▶ _Goal of the exercise_
Please pull out the rows below verbatim, starting at the first line and ending at the line that contains "135, 90, 145]", with both of those lines included.
___ Record excerpts
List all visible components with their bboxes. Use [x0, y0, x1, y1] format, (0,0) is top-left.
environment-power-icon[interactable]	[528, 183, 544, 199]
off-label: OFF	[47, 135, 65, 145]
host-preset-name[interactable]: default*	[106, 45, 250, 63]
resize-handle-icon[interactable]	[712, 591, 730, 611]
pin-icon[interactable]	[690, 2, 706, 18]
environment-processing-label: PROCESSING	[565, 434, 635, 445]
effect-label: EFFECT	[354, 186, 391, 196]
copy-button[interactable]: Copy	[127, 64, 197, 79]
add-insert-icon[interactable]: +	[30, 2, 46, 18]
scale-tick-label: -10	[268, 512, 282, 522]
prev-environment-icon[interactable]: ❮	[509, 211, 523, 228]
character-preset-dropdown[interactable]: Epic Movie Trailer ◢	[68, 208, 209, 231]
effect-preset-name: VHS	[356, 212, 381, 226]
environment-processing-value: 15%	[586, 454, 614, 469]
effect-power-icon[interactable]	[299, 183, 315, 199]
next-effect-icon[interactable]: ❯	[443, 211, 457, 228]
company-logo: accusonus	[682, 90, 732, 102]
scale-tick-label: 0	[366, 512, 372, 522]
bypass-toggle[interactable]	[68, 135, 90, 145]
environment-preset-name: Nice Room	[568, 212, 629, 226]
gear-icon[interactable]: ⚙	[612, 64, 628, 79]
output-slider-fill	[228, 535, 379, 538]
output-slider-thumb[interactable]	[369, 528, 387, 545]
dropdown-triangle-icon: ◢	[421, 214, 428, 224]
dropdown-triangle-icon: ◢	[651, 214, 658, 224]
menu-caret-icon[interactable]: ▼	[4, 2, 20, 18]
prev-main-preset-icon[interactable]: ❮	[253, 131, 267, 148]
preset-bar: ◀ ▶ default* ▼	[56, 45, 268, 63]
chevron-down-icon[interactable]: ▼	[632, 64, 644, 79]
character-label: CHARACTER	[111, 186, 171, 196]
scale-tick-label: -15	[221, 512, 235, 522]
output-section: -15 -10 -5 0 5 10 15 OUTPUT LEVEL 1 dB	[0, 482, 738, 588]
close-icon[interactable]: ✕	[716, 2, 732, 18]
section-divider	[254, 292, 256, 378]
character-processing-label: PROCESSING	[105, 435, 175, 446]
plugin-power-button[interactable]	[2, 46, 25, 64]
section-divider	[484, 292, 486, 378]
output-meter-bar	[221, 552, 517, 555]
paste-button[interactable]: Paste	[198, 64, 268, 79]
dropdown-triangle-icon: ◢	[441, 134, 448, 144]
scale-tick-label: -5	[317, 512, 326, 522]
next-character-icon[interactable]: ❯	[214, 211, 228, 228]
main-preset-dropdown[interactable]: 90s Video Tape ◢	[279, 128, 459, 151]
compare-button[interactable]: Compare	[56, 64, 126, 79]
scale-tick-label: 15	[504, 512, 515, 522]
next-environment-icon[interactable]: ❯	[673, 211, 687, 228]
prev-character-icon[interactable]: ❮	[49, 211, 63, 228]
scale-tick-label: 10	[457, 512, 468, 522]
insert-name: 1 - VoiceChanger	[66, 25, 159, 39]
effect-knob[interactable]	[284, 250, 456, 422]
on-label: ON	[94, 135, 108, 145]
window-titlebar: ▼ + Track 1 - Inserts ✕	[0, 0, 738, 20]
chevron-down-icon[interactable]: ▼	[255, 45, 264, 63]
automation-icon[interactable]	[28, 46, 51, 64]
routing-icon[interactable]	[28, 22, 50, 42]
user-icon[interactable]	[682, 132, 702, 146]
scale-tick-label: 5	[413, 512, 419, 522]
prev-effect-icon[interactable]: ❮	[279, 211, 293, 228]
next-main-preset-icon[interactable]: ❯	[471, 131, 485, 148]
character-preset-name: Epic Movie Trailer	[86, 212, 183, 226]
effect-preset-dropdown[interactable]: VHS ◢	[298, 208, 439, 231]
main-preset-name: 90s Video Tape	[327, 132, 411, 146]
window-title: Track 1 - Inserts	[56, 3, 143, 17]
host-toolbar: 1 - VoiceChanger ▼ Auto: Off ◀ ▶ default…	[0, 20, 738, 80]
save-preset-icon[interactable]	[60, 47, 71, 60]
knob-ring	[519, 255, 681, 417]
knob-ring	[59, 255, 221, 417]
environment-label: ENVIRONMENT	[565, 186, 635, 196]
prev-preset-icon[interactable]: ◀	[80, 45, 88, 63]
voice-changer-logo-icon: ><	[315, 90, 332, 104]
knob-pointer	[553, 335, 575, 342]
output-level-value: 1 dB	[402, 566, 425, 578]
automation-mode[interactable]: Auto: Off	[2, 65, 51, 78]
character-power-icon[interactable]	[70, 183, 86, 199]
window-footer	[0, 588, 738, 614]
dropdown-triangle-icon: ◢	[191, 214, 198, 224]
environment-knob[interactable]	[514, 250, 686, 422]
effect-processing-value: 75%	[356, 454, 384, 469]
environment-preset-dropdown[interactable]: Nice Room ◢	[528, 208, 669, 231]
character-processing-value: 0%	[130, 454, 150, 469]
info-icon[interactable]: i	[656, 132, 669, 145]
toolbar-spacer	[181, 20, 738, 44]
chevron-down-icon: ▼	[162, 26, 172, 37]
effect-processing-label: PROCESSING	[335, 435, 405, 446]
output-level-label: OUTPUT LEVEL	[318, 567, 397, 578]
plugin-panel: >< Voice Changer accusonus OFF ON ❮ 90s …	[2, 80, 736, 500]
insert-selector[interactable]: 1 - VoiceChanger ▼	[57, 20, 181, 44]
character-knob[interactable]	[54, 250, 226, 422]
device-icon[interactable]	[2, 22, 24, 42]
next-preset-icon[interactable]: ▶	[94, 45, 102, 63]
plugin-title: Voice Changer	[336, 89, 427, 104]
______
▶ _Solution_
List all visible components with their bboxes. Use [x0, y0, x1, y1] format, (0,0) is top-left.
environment-power-icon[interactable]	[528, 183, 544, 199]
off-label: OFF	[47, 135, 65, 145]
host-preset-name[interactable]: default*	[106, 45, 250, 63]
resize-handle-icon[interactable]	[712, 591, 730, 611]
pin-icon[interactable]	[690, 2, 706, 18]
environment-processing-label: PROCESSING	[565, 434, 635, 445]
effect-label: EFFECT	[354, 186, 391, 196]
copy-button[interactable]: Copy	[127, 64, 197, 79]
add-insert-icon[interactable]: +	[30, 2, 46, 18]
scale-tick-label: -10	[268, 512, 282, 522]
prev-environment-icon[interactable]: ❮	[509, 211, 523, 228]
character-preset-dropdown[interactable]: Epic Movie Trailer ◢	[68, 208, 209, 231]
effect-preset-name: VHS	[356, 212, 381, 226]
environment-processing-value: 15%	[586, 454, 614, 469]
effect-power-icon[interactable]	[299, 183, 315, 199]
next-effect-icon[interactable]: ❯	[443, 211, 457, 228]
company-logo: accusonus	[682, 90, 732, 102]
scale-tick-label: 0	[366, 512, 372, 522]
bypass-toggle[interactable]	[68, 135, 90, 145]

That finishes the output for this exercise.